#### WHAT IS BEING ASKED:
Produce a verbatim copy of the entries listed below.

#### Saved entries:
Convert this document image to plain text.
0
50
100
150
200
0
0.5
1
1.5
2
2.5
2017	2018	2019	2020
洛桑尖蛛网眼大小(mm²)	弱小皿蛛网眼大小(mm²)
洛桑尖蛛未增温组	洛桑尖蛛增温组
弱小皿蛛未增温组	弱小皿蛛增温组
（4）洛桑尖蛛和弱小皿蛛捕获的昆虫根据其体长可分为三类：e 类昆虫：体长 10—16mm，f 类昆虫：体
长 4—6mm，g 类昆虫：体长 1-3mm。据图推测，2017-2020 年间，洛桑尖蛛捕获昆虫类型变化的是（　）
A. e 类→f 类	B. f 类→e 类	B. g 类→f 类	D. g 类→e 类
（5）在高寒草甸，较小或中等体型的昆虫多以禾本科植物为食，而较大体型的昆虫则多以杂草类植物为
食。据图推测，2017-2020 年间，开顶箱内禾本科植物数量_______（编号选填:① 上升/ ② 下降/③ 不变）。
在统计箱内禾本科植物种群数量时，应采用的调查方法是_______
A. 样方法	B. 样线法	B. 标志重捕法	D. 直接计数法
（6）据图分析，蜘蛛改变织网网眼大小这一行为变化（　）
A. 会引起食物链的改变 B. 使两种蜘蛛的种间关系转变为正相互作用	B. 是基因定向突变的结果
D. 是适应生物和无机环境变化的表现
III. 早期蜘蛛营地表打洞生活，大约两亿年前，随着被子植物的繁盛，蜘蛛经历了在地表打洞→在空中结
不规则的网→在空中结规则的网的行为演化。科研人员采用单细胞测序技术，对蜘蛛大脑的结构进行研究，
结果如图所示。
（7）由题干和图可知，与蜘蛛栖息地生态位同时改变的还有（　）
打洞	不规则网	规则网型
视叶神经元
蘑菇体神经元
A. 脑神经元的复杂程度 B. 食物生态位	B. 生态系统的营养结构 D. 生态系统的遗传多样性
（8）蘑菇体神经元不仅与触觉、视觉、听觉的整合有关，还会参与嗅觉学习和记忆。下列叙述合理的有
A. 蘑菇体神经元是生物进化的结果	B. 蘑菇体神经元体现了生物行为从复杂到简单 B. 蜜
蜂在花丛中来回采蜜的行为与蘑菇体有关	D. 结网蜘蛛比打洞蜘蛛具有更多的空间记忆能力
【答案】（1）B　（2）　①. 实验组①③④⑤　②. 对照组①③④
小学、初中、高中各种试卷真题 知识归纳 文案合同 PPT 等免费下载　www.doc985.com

#### FULL RESPONSE:
Convert this document image to plain text.
0
50
100
150
200
0
0.5
1
1.5
2
2.5
2017	2018	2019	2020
洛桑尖蛛网眼大小(mm²)	弱小皿蛛网眼大小(mm²)
洛桑尖蛛未增温组	洛桑尖蛛增温组
弱小皿蛛未增温组	弱小皿蛛增温组
（4）洛桑尖蛛和弱小皿蛛捕获的昆虫根据其体长可分为三类：e 类昆虫：体长 10—16mm，f 类昆虫：体
长 4—6mm，g 类昆虫：体长 1-3mm。据图推测，2017-2020 年间，洛桑尖蛛捕获昆虫类型变化的是（　）
A. e 类→f 类	B. f 类→e 类	B. g 类→f 类	D. g 类→e 类
（5）在高寒草甸，较小或中等体型的昆虫多以禾本科植物为食，而较大体型的昆虫则多以杂草类植物为
食。据图推测，2017-2020 年间，开顶箱内禾本科植物数量_______（编号选填:① 上升/ ② 下降/③ 不变）。
在统计箱内禾本科植物种群数量时，应采用的调查方法是_______
A. 样方法	B. 样线法	B. 标志重捕法	D. 直接计数法
（6）据图分析，蜘蛛改变织网网眼大小这一行为变化（　）
A. 会引起食物链的改变 B. 使两种蜘蛛的种间关系转变为正相互作用	B. 是基因定向突变的结果
D. 是适应生物和无机环境变化的表现
III. 早期蜘蛛营地表打洞生活，大约两亿年前，随着被子植物的繁盛，蜘蛛经历了在地表打洞→在空中结
不规则的网→在空中结规则的网的行为演化。科研人员采用单细胞测序技术，对蜘蛛大脑的结构进行研究，
结果如图所示。
（7）由题干和图可知，与蜘蛛栖息地生态位同时改变的还有（　）
打洞	不规则网	规则网型
视叶神经元
蘑菇体神经元
A. 脑神经元的复杂程度 B. 食物生态位	B. 生态系统的营养结构 D. 生态系统的遗传多样性
（8）蘑菇体神经元不仅与触觉、视觉、听觉的整合有关，还会参与嗅觉学习和记忆。下列叙述合理的有
A. 蘑菇体神经元是生物进化的结果	B. 蘑菇体神经元体现了生物行为从复杂到简单 B. 蜜
蜂在花丛中来回采蜜的行为与蘑菇体有关	D. 结网蜘蛛比打洞蜘蛛具有更多的空间记忆能力
【答案】（1）B　（2）　①. 实验组①③④⑤　②. 对照组①③④
小学、初中、高中各种试卷真题 知识归纳 文案合同 PPT 等免费下载　www.doc985.com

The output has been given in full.